=== Written problem ===
Show every line containing "angle" by copying it.

Structured figure records:
==*==
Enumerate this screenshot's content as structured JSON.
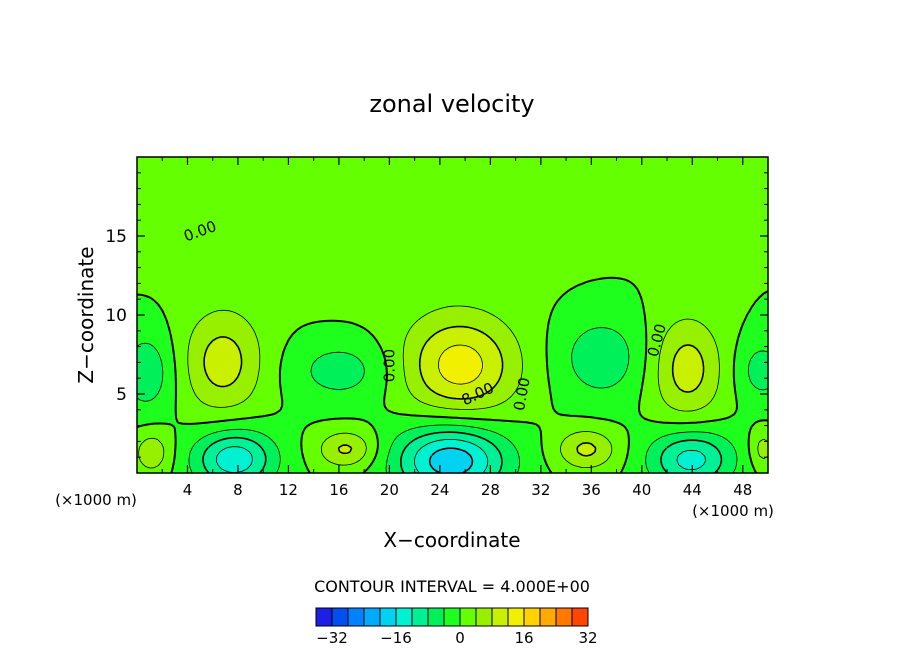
{
  "chart_data": {
    "type": "heatmap",
    "title": "zonal velocity",
    "xlabel": "X−coordinate",
    "ylabel": "Z−coordinate",
    "x_units_left": "(×1000 m)",
    "x_units_right": "(×1000 m)",
    "xlim": [
      0,
      50
    ],
    "ylim": [
      0,
      20
    ],
    "x_ticks": [
      4,
      8,
      12,
      16,
      20,
      24,
      28,
      32,
      36,
      40,
      44,
      48
    ],
    "y_ticks": [
      5,
      10,
      15
    ],
    "x_tick_labels": [
      "4",
      "8",
      "12",
      "16",
      "20",
      "24",
      "28",
      "32",
      "36",
      "40",
      "44",
      "48"
    ],
    "y_tick_labels": [
      "5",
      "10",
      "15"
    ],
    "background_value": 0,
    "contour_interval_text": "CONTOUR INTERVAL = 4.000E+00",
    "contour_interval": 4,
    "contour_labels": [
      {
        "text": "0.00",
        "x": 5,
        "z": 15.3,
        "angle": -20
      },
      {
        "text": "0.00",
        "x": 20,
        "z": 6.8,
        "angle": -90
      },
      {
        "text": "8.00",
        "x": 27,
        "z": 5.0,
        "angle": -25
      },
      {
        "text": "0.00",
        "x": 30.5,
        "z": 5.0,
        "angle": -80
      },
      {
        "text": "0.00",
        "x": 41.2,
        "z": 8.4,
        "angle": -75
      }
    ],
    "features": [
      {
        "x": 6.8,
        "z": 7.0,
        "rx": 3.2,
        "rz": 3.3,
        "amp": 10
      },
      {
        "x": 25.6,
        "z": 6.8,
        "rx": 4.5,
        "rz": 3.2,
        "amp": 14
      },
      {
        "x": 43.6,
        "z": 6.6,
        "rx": 2.8,
        "rz": 3.3,
        "amp": 10
      },
      {
        "x": 16.2,
        "z": 6.5,
        "rx": 4.0,
        "rz": 2.0,
        "amp": -6
      },
      {
        "x": 36.8,
        "z": 7.3,
        "rx": 3.4,
        "rz": 2.6,
        "amp": -7
      },
      {
        "x": 0.8,
        "z": 6.4,
        "rx": 2.2,
        "rz": 2.6,
        "amp": -7
      },
      {
        "x": 49.5,
        "z": 6.5,
        "rx": 2.0,
        "rz": 2.0,
        "amp": -6
      },
      {
        "x": 7.7,
        "z": 0.9,
        "rx": 3.2,
        "rz": 1.9,
        "amp": -15
      },
      {
        "x": 24.9,
        "z": 0.8,
        "rx": 4.4,
        "rz": 2.3,
        "amp": -19
      },
      {
        "x": 43.9,
        "z": 0.9,
        "rx": 3.3,
        "rz": 1.9,
        "amp": -14
      },
      {
        "x": 1.2,
        "z": 1.3,
        "rx": 1.5,
        "rz": 1.4,
        "amp": 7
      },
      {
        "x": 16.6,
        "z": 1.5,
        "rx": 2.3,
        "rz": 1.2,
        "amp": 9
      },
      {
        "x": 35.6,
        "z": 1.5,
        "rx": 2.4,
        "rz": 1.3,
        "amp": 9
      },
      {
        "x": 49.6,
        "z": 1.5,
        "rx": 1.0,
        "rz": 1.2,
        "amp": 6
      },
      {
        "x": 18.0,
        "z": 14.0,
        "rx": 14.0,
        "rz": 4.5,
        "amp": 1.2
      }
    ],
    "colorbar": {
      "colors": [
        "#7a00a8",
        "#3c00b4",
        "#1e1ee6",
        "#0050f0",
        "#0082ff",
        "#00aaff",
        "#00d2f0",
        "#00f0d2",
        "#00f096",
        "#00f05a",
        "#1eff1e",
        "#64ff00",
        "#96f000",
        "#c8f000",
        "#f0f000",
        "#ffd200",
        "#ffaa00",
        "#ff7800",
        "#ff4600",
        "#ff1e1e",
        "#ff5050",
        "#ff7878",
        "#ff9696"
      ],
      "min": -44,
      "step": 4,
      "tick_values": [
        -32,
        -16,
        0,
        16,
        32
      ],
      "tick_labels": [
        "−32",
        "−16",
        "0",
        "16",
        "32"
      ]
    }
  }
}
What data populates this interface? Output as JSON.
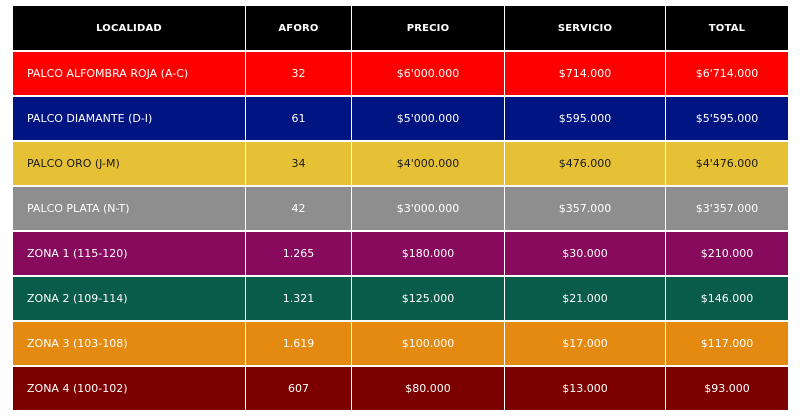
{
  "table": {
    "headers": [
      "LOCALIDAD",
      "AFORO",
      "PRECIO",
      "SERVICIO",
      "TOTAL"
    ],
    "rows": [
      {
        "color": "#fe0000",
        "localidad": "PALCO ALFOMBRA ROJA (A-C)",
        "aforo": "32",
        "precio": "$6'000.000",
        "servicio": "$714.000",
        "total": "$6'714.000"
      },
      {
        "color": "#001482",
        "localidad": "PALCO DIAMANTE (D-I)",
        "aforo": "61",
        "precio": "$5'000.000",
        "servicio": "$595.000",
        "total": "$5'595.000"
      },
      {
        "color": "#e6c135",
        "localidad": "PALCO ORO (J-M)",
        "aforo": "34",
        "precio": "$4'000.000",
        "servicio": "$476.000",
        "total": "$4'476.000"
      },
      {
        "color": "#8e8e8e",
        "localidad": "PALCO PLATA (N-T)",
        "aforo": "42",
        "precio": "$3'000.000",
        "servicio": "$357.000",
        "total": "$3'357.000"
      },
      {
        "color": "#880a5c",
        "localidad": "ZONA 1 (115-120)",
        "aforo": "1.265",
        "precio": "$180.000",
        "servicio": "$30.000",
        "total": "$210.000"
      },
      {
        "color": "#095c49",
        "localidad": "ZONA 2 (109-114)",
        "aforo": "1.321",
        "precio": "$125.000",
        "servicio": "$21.000",
        "total": "$146.000"
      },
      {
        "color": "#e58a10",
        "localidad": "ZONA 3 (103-108)",
        "aforo": "1.619",
        "precio": "$100.000",
        "servicio": "$17.000",
        "total": "$117.000"
      },
      {
        "color": "#7c0000",
        "localidad": "ZONA 4 (100-102)",
        "aforo": "607",
        "precio": "$80.000",
        "servicio": "$13.000",
        "total": "$93.000"
      }
    ]
  }
}
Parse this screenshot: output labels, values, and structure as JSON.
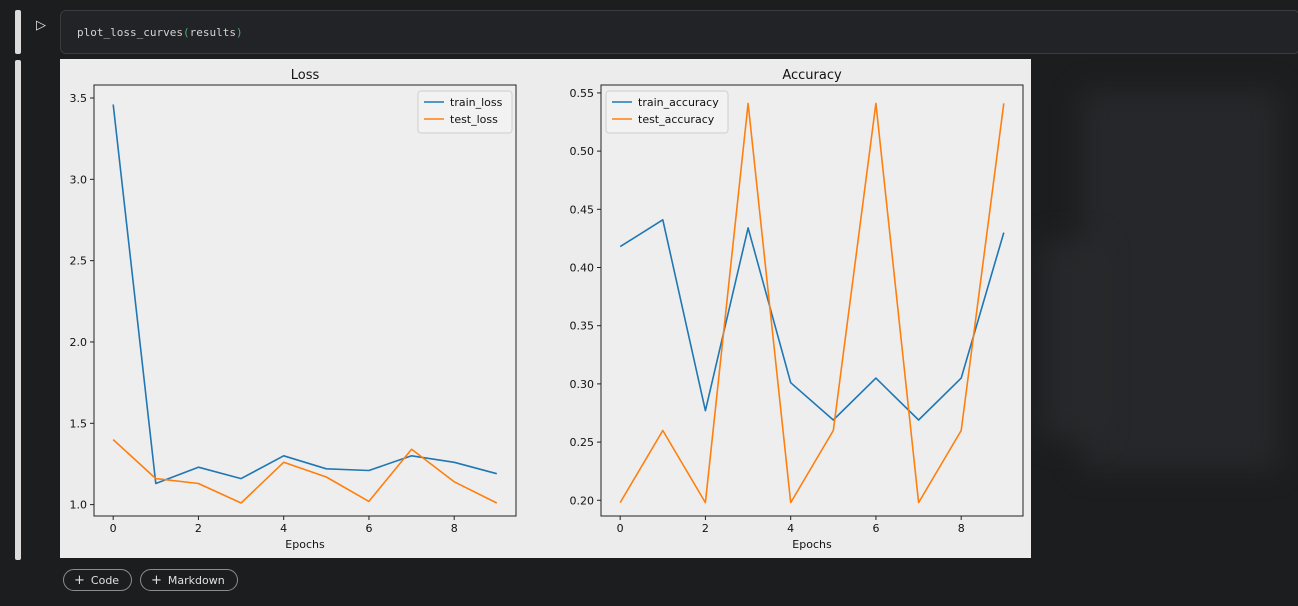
{
  "cell": {
    "function_name": "plot_loss_curves",
    "open_paren": "(",
    "argument": "results",
    "close_paren": ")"
  },
  "toolbar": {
    "run_icon": "play-icon",
    "add_code_label": "Code",
    "add_markdown_label": "Markdown",
    "plus_icon": "plus-icon"
  },
  "colors": {
    "train": "#1f77b4",
    "test": "#ff7f0e",
    "code_paren": "#4caf6e"
  },
  "chart_data": [
    {
      "type": "line",
      "title": "Loss",
      "xlabel": "Epochs",
      "ylabel": "",
      "x": [
        0,
        1,
        2,
        3,
        4,
        5,
        6,
        7,
        8,
        9
      ],
      "xlim": [
        -0.45,
        9.45
      ],
      "ylim": [
        0.93,
        3.58
      ],
      "xticks": [
        0,
        2,
        4,
        6,
        8
      ],
      "yticks": [
        1.0,
        1.5,
        2.0,
        2.5,
        3.0,
        3.5
      ],
      "ytick_labels": [
        "1.0",
        "1.5",
        "2.0",
        "2.5",
        "3.0",
        "3.5"
      ],
      "legend": "upper right",
      "series": [
        {
          "name": "train_loss",
          "color": "#1f77b4",
          "values": [
            3.46,
            1.13,
            1.23,
            1.16,
            1.3,
            1.22,
            1.21,
            1.3,
            1.26,
            1.19
          ]
        },
        {
          "name": "test_loss",
          "color": "#ff7f0e",
          "values": [
            1.4,
            1.16,
            1.13,
            1.01,
            1.26,
            1.17,
            1.02,
            1.34,
            1.14,
            1.01
          ]
        }
      ]
    },
    {
      "type": "line",
      "title": "Accuracy",
      "xlabel": "Epochs",
      "ylabel": "",
      "x": [
        0,
        1,
        2,
        3,
        4,
        5,
        6,
        7,
        8,
        9
      ],
      "xlim": [
        -0.45,
        9.45
      ],
      "ylim": [
        0.1865,
        0.5568
      ],
      "xticks": [
        0,
        2,
        4,
        6,
        8
      ],
      "yticks": [
        0.2,
        0.25,
        0.3,
        0.35,
        0.4,
        0.45,
        0.5,
        0.55
      ],
      "ytick_labels": [
        "0.20",
        "0.25",
        "0.30",
        "0.35",
        "0.40",
        "0.45",
        "0.50",
        "0.55"
      ],
      "legend": "upper left",
      "series": [
        {
          "name": "train_accuracy",
          "color": "#1f77b4",
          "values": [
            0.418,
            0.441,
            0.277,
            0.434,
            0.301,
            0.269,
            0.305,
            0.269,
            0.305,
            0.43
          ]
        },
        {
          "name": "test_accuracy",
          "color": "#ff7f0e",
          "values": [
            0.198,
            0.26,
            0.198,
            0.541,
            0.198,
            0.26,
            0.541,
            0.198,
            0.26,
            0.541
          ]
        }
      ]
    }
  ]
}
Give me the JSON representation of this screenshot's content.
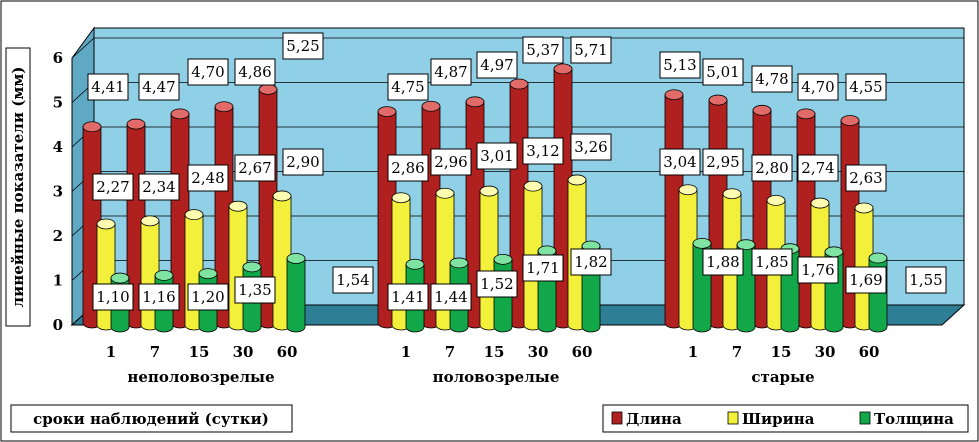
{
  "chart_data": {
    "type": "bar",
    "style": "3d-cylinder",
    "ylabel": "линейные показатели (мм)",
    "xlabel": "сроки наблюдений (сутки)",
    "ylim": [
      0,
      6
    ],
    "yticks": [
      "0",
      "1",
      "2",
      "3",
      "4",
      "5",
      "6"
    ],
    "legend_position": "bottom-right",
    "grid": true,
    "groups": [
      {
        "name": "неполовозрелые",
        "days": [
          "1",
          "7",
          "15",
          "30",
          "60"
        ],
        "values": {
          "Длина": [
            4.41,
            4.47,
            4.7,
            4.86,
            5.25
          ],
          "Ширина": [
            2.27,
            2.34,
            2.48,
            2.67,
            2.9
          ],
          "Толщина": [
            1.1,
            1.16,
            1.2,
            1.35,
            1.54
          ]
        },
        "labels": {
          "Длина": [
            "4,41",
            "4,47",
            "4,70",
            "4,86",
            "5,25"
          ],
          "Ширина": [
            "2,27",
            "2,34",
            "2,48",
            "2,67",
            "2,90"
          ],
          "Толщина": [
            "1,10",
            "1,16",
            "1,20",
            "1,35",
            "1,54"
          ]
        }
      },
      {
        "name": "половозрелые",
        "days": [
          "1",
          "7",
          "15",
          "30",
          "60"
        ],
        "values": {
          "Длина": [
            4.75,
            4.87,
            4.97,
            5.37,
            5.71
          ],
          "Ширина": [
            2.86,
            2.96,
            3.01,
            3.12,
            3.26
          ],
          "Толщина": [
            1.41,
            1.44,
            1.52,
            1.71,
            1.82
          ]
        },
        "labels": {
          "Длина": [
            "4,75",
            "4,87",
            "4,97",
            "5,37",
            "5,71"
          ],
          "Ширина": [
            "2,86",
            "2,96",
            "3,01",
            "3,12",
            "3,26"
          ],
          "Толщина": [
            "1,41",
            "1,44",
            "1,52",
            "1,71",
            "1,82"
          ]
        }
      },
      {
        "name": "старые",
        "days": [
          "1",
          "7",
          "15",
          "30",
          "60"
        ],
        "values": {
          "Длина": [
            5.13,
            5.01,
            4.78,
            4.7,
            4.55
          ],
          "Ширина": [
            3.04,
            2.95,
            2.8,
            2.74,
            2.63
          ],
          "Толщина": [
            1.88,
            1.85,
            1.76,
            1.69,
            1.55
          ]
        },
        "labels": {
          "Длина": [
            "5,13",
            "5,01",
            "4,78",
            "4,70",
            "4,55"
          ],
          "Ширина": [
            "3,04",
            "2,95",
            "2,80",
            "2,74",
            "2,63"
          ],
          "Толщина": [
            "1,88",
            "1,85",
            "1,76",
            "1,69",
            "1,55"
          ]
        }
      }
    ],
    "series": [
      {
        "name": "Длина",
        "color": "#b0201e",
        "top": "#e06b68"
      },
      {
        "name": "Ширина",
        "color": "#f2f03a",
        "top": "#fdfcb0"
      },
      {
        "name": "Толщина",
        "color": "#12a84a",
        "top": "#7fe3a2"
      }
    ],
    "colors": {
      "wall": "#8fd0e6",
      "floor": "#2e7e96",
      "side": "#5fa9c4"
    }
  }
}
==*==
=== Task response ===
        "angle": -20
        "angle": -90
        "angle": -25
        "angle": -80
        "angle": -75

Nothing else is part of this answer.